Task requirements - Output the material below in its entirety, exactly as given.

-=-=-

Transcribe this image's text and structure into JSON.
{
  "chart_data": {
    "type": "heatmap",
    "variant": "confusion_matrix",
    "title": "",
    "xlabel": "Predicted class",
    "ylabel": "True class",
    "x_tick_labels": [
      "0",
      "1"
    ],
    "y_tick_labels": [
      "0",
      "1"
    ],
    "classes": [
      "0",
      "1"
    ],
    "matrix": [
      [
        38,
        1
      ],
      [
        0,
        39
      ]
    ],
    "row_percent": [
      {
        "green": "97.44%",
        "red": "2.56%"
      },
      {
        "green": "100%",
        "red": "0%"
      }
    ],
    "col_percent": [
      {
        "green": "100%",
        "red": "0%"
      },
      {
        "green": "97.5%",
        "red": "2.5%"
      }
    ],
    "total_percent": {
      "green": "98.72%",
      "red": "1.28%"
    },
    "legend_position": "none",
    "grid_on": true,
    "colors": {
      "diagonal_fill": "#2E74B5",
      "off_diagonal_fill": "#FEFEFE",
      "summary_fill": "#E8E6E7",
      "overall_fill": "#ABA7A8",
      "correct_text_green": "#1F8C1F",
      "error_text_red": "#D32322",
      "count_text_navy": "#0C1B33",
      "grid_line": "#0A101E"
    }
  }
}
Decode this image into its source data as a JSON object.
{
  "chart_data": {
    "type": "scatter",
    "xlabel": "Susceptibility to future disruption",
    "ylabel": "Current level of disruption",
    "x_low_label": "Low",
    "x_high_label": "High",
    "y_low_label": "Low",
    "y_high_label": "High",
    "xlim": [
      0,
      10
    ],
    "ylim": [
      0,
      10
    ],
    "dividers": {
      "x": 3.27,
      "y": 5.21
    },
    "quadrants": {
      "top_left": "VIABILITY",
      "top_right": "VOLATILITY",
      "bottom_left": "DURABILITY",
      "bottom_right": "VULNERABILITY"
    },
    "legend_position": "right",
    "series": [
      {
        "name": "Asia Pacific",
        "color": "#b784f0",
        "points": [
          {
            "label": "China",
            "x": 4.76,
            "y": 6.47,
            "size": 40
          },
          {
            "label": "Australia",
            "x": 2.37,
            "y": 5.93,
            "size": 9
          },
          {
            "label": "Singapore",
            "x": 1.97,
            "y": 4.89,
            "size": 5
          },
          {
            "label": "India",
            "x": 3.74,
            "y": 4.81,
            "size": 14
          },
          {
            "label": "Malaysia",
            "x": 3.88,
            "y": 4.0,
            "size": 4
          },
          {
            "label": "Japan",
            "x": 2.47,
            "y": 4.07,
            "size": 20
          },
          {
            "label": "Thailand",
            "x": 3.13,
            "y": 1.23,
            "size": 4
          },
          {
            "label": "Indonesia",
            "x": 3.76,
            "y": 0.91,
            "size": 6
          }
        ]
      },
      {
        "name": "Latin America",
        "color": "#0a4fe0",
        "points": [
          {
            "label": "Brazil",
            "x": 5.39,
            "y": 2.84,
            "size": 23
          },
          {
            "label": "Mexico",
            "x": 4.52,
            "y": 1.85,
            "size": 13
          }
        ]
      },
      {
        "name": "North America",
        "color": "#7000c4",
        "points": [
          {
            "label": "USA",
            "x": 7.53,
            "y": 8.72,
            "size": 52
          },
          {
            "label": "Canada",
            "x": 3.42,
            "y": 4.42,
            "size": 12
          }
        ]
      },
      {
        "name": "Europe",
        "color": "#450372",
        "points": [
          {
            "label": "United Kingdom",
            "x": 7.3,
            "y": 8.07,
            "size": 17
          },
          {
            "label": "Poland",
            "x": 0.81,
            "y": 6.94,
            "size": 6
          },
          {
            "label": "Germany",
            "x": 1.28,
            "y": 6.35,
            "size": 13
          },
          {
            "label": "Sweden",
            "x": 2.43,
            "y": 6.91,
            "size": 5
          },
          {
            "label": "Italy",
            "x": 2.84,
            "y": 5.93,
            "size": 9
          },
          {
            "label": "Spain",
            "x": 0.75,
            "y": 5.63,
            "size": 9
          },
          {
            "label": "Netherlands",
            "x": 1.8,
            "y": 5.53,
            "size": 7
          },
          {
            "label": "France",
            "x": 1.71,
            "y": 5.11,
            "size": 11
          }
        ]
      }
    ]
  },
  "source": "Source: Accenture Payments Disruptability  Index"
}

-=-=-

Task answer -
Transcribe this image's text and structure into JSON.
{
  "chart_data": {
    "type": "heatmap",
    "variant": "confusion_matrix",
    "title": "",
    "xlabel": "Predicted class",
    "ylabel": "True class",
    "x_tick_labels": [
      "0",
      "1"
    ],
    "y_tick_labels": [
      "0",
      "1"
    ],
    "classes": [
      "0",
      "1"
    ],
    "matrix": [
      [
        38,
        1
      ],
      [
        0,
        39
      ]
    ],
    "row_percent": [
      {
        "green": "97.44%",
        "red": "2.56%"
      },
      {
        "green": "100%",
        "red": "0%"
      }
    ],
    "col_percent": [
      {
        "green": "100%",
        "red": "0%"
      },
      {
        "green": "97.5%",
        "red": "2.5%"
      }
    ],
    "total_percent": {
      "green": "98.72%",
      "red": "1.28%"
    },
    "legend_position": "none",
    "grid_on": true,
    "colors": {
      "diagonal_fill": "#2E74B5",
      "off_diagonal_fill": "#FEFEFE",
      "summary_fill": "#E8E6E7",
      "overall_fill": "#ABA7A8",
      "correct_text_green": "#1F8C1F",
      "error_text_red": "#D32322",
      "count_text_navy": "#0C1B33",
      "grid_line": "#0A101E"
    }
  }
}
Decode this image into its source data as a JSON object.
{
  "chart_data": {
    "type": "scatter",
    "xlabel": "Susceptibility to future disruption",
    "ylabel": "Current level of disruption",
    "x_low_label": "Low",
    "x_high_label": "High",
    "y_low_label": "Low",
    "y_high_label": "High",
    "xlim": [
      0,
      10
    ],
    "ylim": [
      0,
      10
    ],
    "dividers": {
      "x": 3.27,
      "y": 5.21
    },
    "quadrants": {
      "top_left": "VIABILITY",
      "top_right": "VOLATILITY",
      "bottom_left": "DURABILITY",
      "bottom_right": "VULNERABILITY"
    },
    "legend_position": "right",
    "series": [
      {
        "name": "Asia Pacific",
        "color": "#b784f0",
        "points": [
          {
            "label": "China",
            "x": 4.76,
            "y": 6.47,
            "size": 40
          },
          {
            "label": "Australia",
            "x": 2.37,
            "y": 5.93,
            "size": 9
          },
          {
            "label": "Singapore",
            "x": 1.97,
            "y": 4.89,
            "size": 5
          },
          {
            "label": "India",
            "x": 3.74,
            "y": 4.81,
            "size": 14
          },
          {
            "label": "Malaysia",
            "x": 3.88,
            "y": 4.0,
            "size": 4
          },
          {
            "label": "Japan",
            "x": 2.47,
            "y": 4.07,
            "size": 20
          },
          {
            "label": "Thailand",
            "x": 3.13,
            "y": 1.23,
            "size": 4
          },
          {
            "label": "Indonesia",
            "x": 3.76,
            "y": 0.91,
            "size": 6
          }
        ]
      },
      {
        "name": "Latin America",
        "color": "#0a4fe0",
        "points": [
          {
            "label": "Brazil",
            "x": 5.39,
            "y": 2.84,
            "size": 23
          },
          {
            "label": "Mexico",
            "x": 4.52,
            "y": 1.85,
            "size": 13
          }
        ]
      },
      {
        "name": "North America",
        "color": "#7000c4",
        "points": [
          {
            "label": "USA",
            "x": 7.53,
            "y": 8.72,
            "size": 52
          },
          {
            "label": "Canada",
            "x": 3.42,
            "y": 4.42,
            "size": 12
          }
        ]
      },
      {
        "name": "Europe",
        "color": "#450372",
        "points": [
          {
            "label": "United Kingdom",
            "x": 7.3,
            "y": 8.07,
            "size": 17
          },
          {
            "label": "Poland",
            "x": 0.81,
            "y": 6.94,
            "size": 6
          },
          {
            "label": "Germany",
            "x": 1.28,
            "y": 6.35,
            "size": 13
          },
          {
            "label": "Sweden",
            "x": 2.43,
            "y": 6.91,
            "size": 5
          },
          {
            "label": "Italy",
            "x": 2.84,
            "y": 5.93,
            "size": 9
          },
          {
            "label": "Spain",
            "x": 0.75,
            "y": 5.63,
            "size": 9
          },
          {
            "label": "Netherlands",
            "x": 1.8,
            "y": 5.53,
            "size": 7
          },
          {
            "label": "France",
            "x": 1.71,
            "y": 5.11,
            "size": 11
          }
        ]
      }
    ]
  },
  "source": "Source: Accenture Payments Disruptability  Index"
}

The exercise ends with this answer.